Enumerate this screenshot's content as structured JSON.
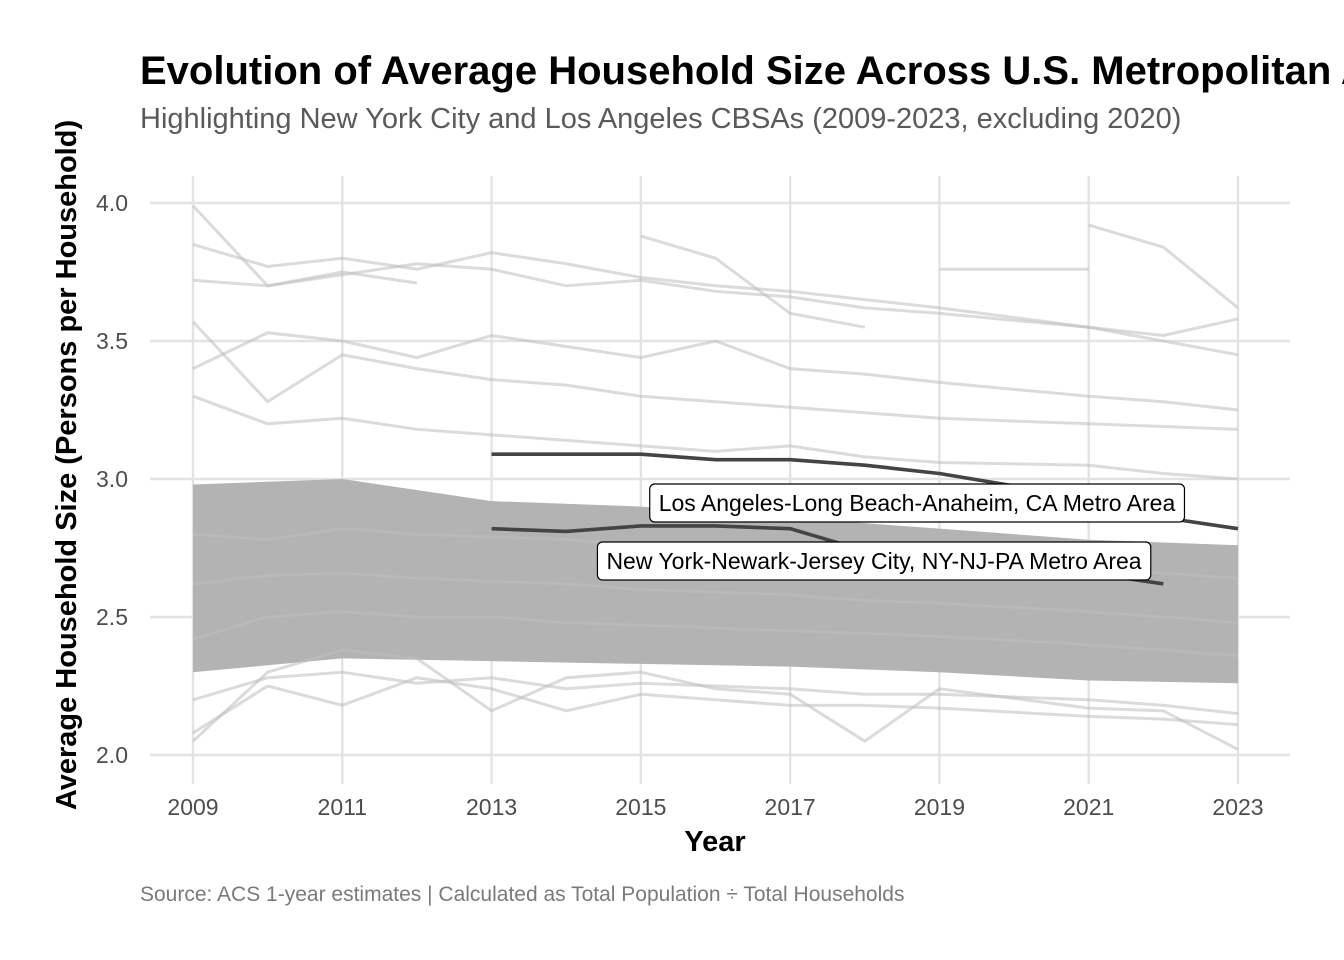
{
  "chart_data": {
    "type": "line",
    "title": "Evolution of Average Household Size Across U.S. Metropolitan Areas",
    "subtitle": "Highlighting New York City and Los Angeles CBSAs (2009-2023, excluding 2020)",
    "xlabel": "Year",
    "ylabel": "Average Household Size (Persons per Household)",
    "caption": "Source: ACS 1-year estimates | Calculated as Total Population ÷ Total Households",
    "xlim": [
      2009,
      2023
    ],
    "ylim": [
      2.0,
      4.0
    ],
    "x_ticks": [
      "2009",
      "2011",
      "2013",
      "2015",
      "2017",
      "2019",
      "2021",
      "2023"
    ],
    "y_ticks": [
      "2.0",
      "2.5",
      "3.0",
      "3.5",
      "4.0"
    ],
    "grid": true,
    "legend": "none",
    "colors": {
      "background_series": "#bdbdbd",
      "highlight_series": "#444444",
      "grid": "#e3e3e3"
    },
    "background_series_sample": [
      {
        "x": [
          2009,
          2010,
          2011,
          2012
        ],
        "values": [
          3.72,
          3.7,
          3.75,
          3.71
        ]
      },
      {
        "x": [
          2009,
          2010,
          2011,
          2012,
          2013,
          2014,
          2015,
          2016,
          2017,
          2018,
          2019,
          2021,
          2022,
          2023
        ],
        "values": [
          3.85,
          3.77,
          3.8,
          3.76,
          3.82,
          3.78,
          3.73,
          3.7,
          3.68,
          3.65,
          3.62,
          3.55,
          3.52,
          3.58
        ]
      },
      {
        "x": [
          2009,
          2010,
          2011,
          2012,
          2013,
          2014,
          2015,
          2016,
          2017,
          2018,
          2019,
          2021,
          2022,
          2023
        ],
        "values": [
          3.99,
          3.7,
          3.74,
          3.78,
          3.76,
          3.7,
          3.72,
          3.68,
          3.66,
          3.62,
          3.6,
          3.55,
          3.5,
          3.45
        ]
      },
      {
        "x": [
          2015,
          2016,
          2017,
          2018
        ],
        "values": [
          3.88,
          3.8,
          3.6,
          3.55
        ]
      },
      {
        "x": [
          2019,
          2021
        ],
        "values": [
          3.76,
          3.76
        ]
      },
      {
        "x": [
          2021,
          2022,
          2023
        ],
        "values": [
          3.92,
          3.84,
          3.62
        ]
      },
      {
        "x": [
          2009,
          2010,
          2011,
          2012,
          2013,
          2014,
          2015,
          2016,
          2017,
          2018,
          2019,
          2021,
          2022,
          2023
        ],
        "values": [
          3.57,
          3.28,
          3.45,
          3.4,
          3.36,
          3.34,
          3.3,
          3.28,
          3.26,
          3.24,
          3.22,
          3.2,
          3.19,
          3.18
        ]
      },
      {
        "x": [
          2009,
          2010,
          2011,
          2012,
          2013,
          2014,
          2015,
          2016,
          2017,
          2018,
          2019,
          2021,
          2022,
          2023
        ],
        "values": [
          3.4,
          3.53,
          3.5,
          3.44,
          3.52,
          3.48,
          3.44,
          3.5,
          3.4,
          3.38,
          3.35,
          3.3,
          3.28,
          3.25
        ]
      },
      {
        "x": [
          2009,
          2010,
          2011,
          2012,
          2013,
          2014,
          2015,
          2016,
          2017,
          2018,
          2019,
          2021,
          2022,
          2023
        ],
        "values": [
          3.3,
          3.2,
          3.22,
          3.18,
          3.16,
          3.14,
          3.12,
          3.1,
          3.12,
          3.08,
          3.06,
          3.05,
          3.02,
          3.0
        ]
      },
      {
        "x": [
          2009,
          2010,
          2011,
          2012,
          2013,
          2014,
          2015,
          2016,
          2017,
          2018,
          2019,
          2021,
          2022,
          2023
        ],
        "values": [
          2.05,
          2.3,
          2.38,
          2.35,
          2.16,
          2.28,
          2.3,
          2.24,
          2.22,
          2.05,
          2.24,
          2.17,
          2.16,
          2.02
        ]
      },
      {
        "x": [
          2009,
          2010,
          2011,
          2012,
          2013,
          2014,
          2015,
          2016,
          2017,
          2018,
          2019,
          2021,
          2022,
          2023
        ],
        "values": [
          2.08,
          2.25,
          2.18,
          2.28,
          2.24,
          2.16,
          2.22,
          2.2,
          2.18,
          2.18,
          2.17,
          2.14,
          2.13,
          2.11
        ]
      },
      {
        "x": [
          2009,
          2010,
          2011,
          2012,
          2013,
          2014,
          2015,
          2016,
          2017,
          2018,
          2019,
          2021,
          2022,
          2023
        ],
        "values": [
          2.2,
          2.28,
          2.3,
          2.26,
          2.28,
          2.24,
          2.26,
          2.25,
          2.24,
          2.22,
          2.22,
          2.2,
          2.18,
          2.15
        ]
      },
      {
        "x": [
          2009,
          2010,
          2011,
          2012,
          2013,
          2014,
          2015,
          2016,
          2017,
          2018,
          2019,
          2021,
          2022,
          2023
        ],
        "values": [
          2.42,
          2.5,
          2.52,
          2.5,
          2.5,
          2.48,
          2.47,
          2.46,
          2.45,
          2.44,
          2.43,
          2.4,
          2.38,
          2.36
        ]
      },
      {
        "x": [
          2009,
          2010,
          2011,
          2012,
          2013,
          2014,
          2015,
          2016,
          2017,
          2018,
          2019,
          2021,
          2022,
          2023
        ],
        "values": [
          2.62,
          2.65,
          2.66,
          2.64,
          2.63,
          2.62,
          2.6,
          2.59,
          2.58,
          2.56,
          2.55,
          2.52,
          2.5,
          2.48
        ]
      },
      {
        "x": [
          2009,
          2010,
          2011,
          2012,
          2013,
          2014,
          2015,
          2016,
          2017,
          2018,
          2019,
          2021,
          2022,
          2023
        ],
        "values": [
          2.8,
          2.78,
          2.82,
          2.8,
          2.79,
          2.78,
          2.76,
          2.75,
          2.74,
          2.72,
          2.71,
          2.68,
          2.66,
          2.64
        ]
      }
    ],
    "series": [
      {
        "name": "Los Angeles-Long Beach-Anaheim, CA Metro Area",
        "x": [
          2013,
          2014,
          2015,
          2016,
          2017,
          2018,
          2019,
          2021,
          2022,
          2023
        ],
        "values": [
          3.09,
          3.09,
          3.09,
          3.07,
          3.07,
          3.05,
          3.02,
          2.93,
          2.86,
          2.82
        ]
      },
      {
        "name": "New York-Newark-Jersey City, NY-NJ-PA Metro Area",
        "x": [
          2013,
          2014,
          2015,
          2016,
          2017,
          2018,
          2019,
          2021,
          2022
        ],
        "values": [
          2.82,
          2.81,
          2.83,
          2.83,
          2.82,
          2.74,
          2.71,
          2.66,
          2.62
        ]
      }
    ],
    "annotations": [
      {
        "text": "Los Angeles-Long Beach-Anaheim, CA Metro Area",
        "series": 0
      },
      {
        "text": "New York-Newark-Jersey City, NY-NJ-PA Metro Area",
        "series": 1
      }
    ]
  }
}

Task directions ->
The records above should be reproduced exactly, with no pictures included.

Written solution ->
Enumerate this screenshot's content as structured JSON.
{
  "chart_data": {
    "type": "line",
    "title": "Evolution of Average Household Size Across U.S. Metropolitan Areas",
    "subtitle": "Highlighting New York City and Los Angeles CBSAs (2009-2023, excluding 2020)",
    "xlabel": "Year",
    "ylabel": "Average Household Size (Persons per Household)",
    "caption": "Source: ACS 1-year estimates | Calculated as Total Population ÷ Total Households",
    "xlim": [
      2009,
      2023
    ],
    "ylim": [
      2.0,
      4.0
    ],
    "x_ticks": [
      "2009",
      "2011",
      "2013",
      "2015",
      "2017",
      "2019",
      "2021",
      "2023"
    ],
    "y_ticks": [
      "2.0",
      "2.5",
      "3.0",
      "3.5",
      "4.0"
    ],
    "grid": true,
    "legend": "none",
    "colors": {
      "background_series": "#bdbdbd",
      "highlight_series": "#444444",
      "grid": "#e3e3e3"
    },
    "background_series_sample": [
      {
        "x": [
          2009,
          2010,
          2011,
          2012
        ],
        "values": [
          3.72,
          3.7,
          3.75,
          3.71
        ]
      },
      {
        "x": [
          2009,
          2010,
          2011,
          2012,
          2013,
          2014,
          2015,
          2016,
          2017,
          2018,
          2019,
          2021,
          2022,
          2023
        ],
        "values": [
          3.85,
          3.77,
          3.8,
          3.76,
          3.82,
          3.78,
          3.73,
          3.7,
          3.68,
          3.65,
          3.62,
          3.55,
          3.52,
          3.58
        ]
      },
      {
        "x": [
          2009,
          2010,
          2011,
          2012,
          2013,
          2014,
          2015,
          2016,
          2017,
          2018,
          2019,
          2021,
          2022,
          2023
        ],
        "values": [
          3.99,
          3.7,
          3.74,
          3.78,
          3.76,
          3.7,
          3.72,
          3.68,
          3.66,
          3.62,
          3.6,
          3.55,
          3.5,
          3.45
        ]
      },
      {
        "x": [
          2015,
          2016,
          2017,
          2018
        ],
        "values": [
          3.88,
          3.8,
          3.6,
          3.55
        ]
      },
      {
        "x": [
          2019,
          2021
        ],
        "values": [
          3.76,
          3.76
        ]
      },
      {
        "x": [
          2021,
          2022,
          2023
        ],
        "values": [
          3.92,
          3.84,
          3.62
        ]
      },
      {
        "x": [
          2009,
          2010,
          2011,
          2012,
          2013,
          2014,
          2015,
          2016,
          2017,
          2018,
          2019,
          2021,
          2022,
          2023
        ],
        "values": [
          3.57,
          3.28,
          3.45,
          3.4,
          3.36,
          3.34,
          3.3,
          3.28,
          3.26,
          3.24,
          3.22,
          3.2,
          3.19,
          3.18
        ]
      },
      {
        "x": [
          2009,
          2010,
          2011,
          2012,
          2013,
          2014,
          2015,
          2016,
          2017,
          2018,
          2019,
          2021,
          2022,
          2023
        ],
        "values": [
          3.4,
          3.53,
          3.5,
          3.44,
          3.52,
          3.48,
          3.44,
          3.5,
          3.4,
          3.38,
          3.35,
          3.3,
          3.28,
          3.25
        ]
      },
      {
        "x": [
          2009,
          2010,
          2011,
          2012,
          2013,
          2014,
          2015,
          2016,
          2017,
          2018,
          2019,
          2021,
          2022,
          2023
        ],
        "values": [
          3.3,
          3.2,
          3.22,
          3.18,
          3.16,
          3.14,
          3.12,
          3.1,
          3.12,
          3.08,
          3.06,
          3.05,
          3.02,
          3.0
        ]
      },
      {
        "x": [
          2009,
          2010,
          2011,
          2012,
          2013,
          2014,
          2015,
          2016,
          2017,
          2018,
          2019,
          2021,
          2022,
          2023
        ],
        "values": [
          2.05,
          2.3,
          2.38,
          2.35,
          2.16,
          2.28,
          2.3,
          2.24,
          2.22,
          2.05,
          2.24,
          2.17,
          2.16,
          2.02
        ]
      },
      {
        "x": [
          2009,
          2010,
          2011,
          2012,
          2013,
          2014,
          2015,
          2016,
          2017,
          2018,
          2019,
          2021,
          2022,
          2023
        ],
        "values": [
          2.08,
          2.25,
          2.18,
          2.28,
          2.24,
          2.16,
          2.22,
          2.2,
          2.18,
          2.18,
          2.17,
          2.14,
          2.13,
          2.11
        ]
      },
      {
        "x": [
          2009,
          2010,
          2011,
          2012,
          2013,
          2014,
          2015,
          2016,
          2017,
          2018,
          2019,
          2021,
          2022,
          2023
        ],
        "values": [
          2.2,
          2.28,
          2.3,
          2.26,
          2.28,
          2.24,
          2.26,
          2.25,
          2.24,
          2.22,
          2.22,
          2.2,
          2.18,
          2.15
        ]
      },
      {
        "x": [
          2009,
          2010,
          2011,
          2012,
          2013,
          2014,
          2015,
          2016,
          2017,
          2018,
          2019,
          2021,
          2022,
          2023
        ],
        "values": [
          2.42,
          2.5,
          2.52,
          2.5,
          2.5,
          2.48,
          2.47,
          2.46,
          2.45,
          2.44,
          2.43,
          2.4,
          2.38,
          2.36
        ]
      },
      {
        "x": [
          2009,
          2010,
          2011,
          2012,
          2013,
          2014,
          2015,
          2016,
          2017,
          2018,
          2019,
          2021,
          2022,
          2023
        ],
        "values": [
          2.62,
          2.65,
          2.66,
          2.64,
          2.63,
          2.62,
          2.6,
          2.59,
          2.58,
          2.56,
          2.55,
          2.52,
          2.5,
          2.48
        ]
      },
      {
        "x": [
          2009,
          2010,
          2011,
          2012,
          2013,
          2014,
          2015,
          2016,
          2017,
          2018,
          2019,
          2021,
          2022,
          2023
        ],
        "values": [
          2.8,
          2.78,
          2.82,
          2.8,
          2.79,
          2.78,
          2.76,
          2.75,
          2.74,
          2.72,
          2.71,
          2.68,
          2.66,
          2.64
        ]
      }
    ],
    "series": [
      {
        "name": "Los Angeles-Long Beach-Anaheim, CA Metro Area",
        "x": [
          2013,
          2014,
          2015,
          2016,
          2017,
          2018,
          2019,
          2021,
          2022,
          2023
        ],
        "values": [
          3.09,
          3.09,
          3.09,
          3.07,
          3.07,
          3.05,
          3.02,
          2.93,
          2.86,
          2.82
        ]
      },
      {
        "name": "New York-Newark-Jersey City, NY-NJ-PA Metro Area",
        "x": [
          2013,
          2014,
          2015,
          2016,
          2017,
          2018,
          2019,
          2021,
          2022
        ],
        "values": [
          2.82,
          2.81,
          2.83,
          2.83,
          2.82,
          2.74,
          2.71,
          2.66,
          2.62
        ]
      }
    ],
    "annotations": [
      {
        "text": "Los Angeles-Long Beach-Anaheim, CA Metro Area",
        "series": 0
      },
      {
        "text": "New York-Newark-Jersey City, NY-NJ-PA Metro Area",
        "series": 1
      }
    ]
  }
}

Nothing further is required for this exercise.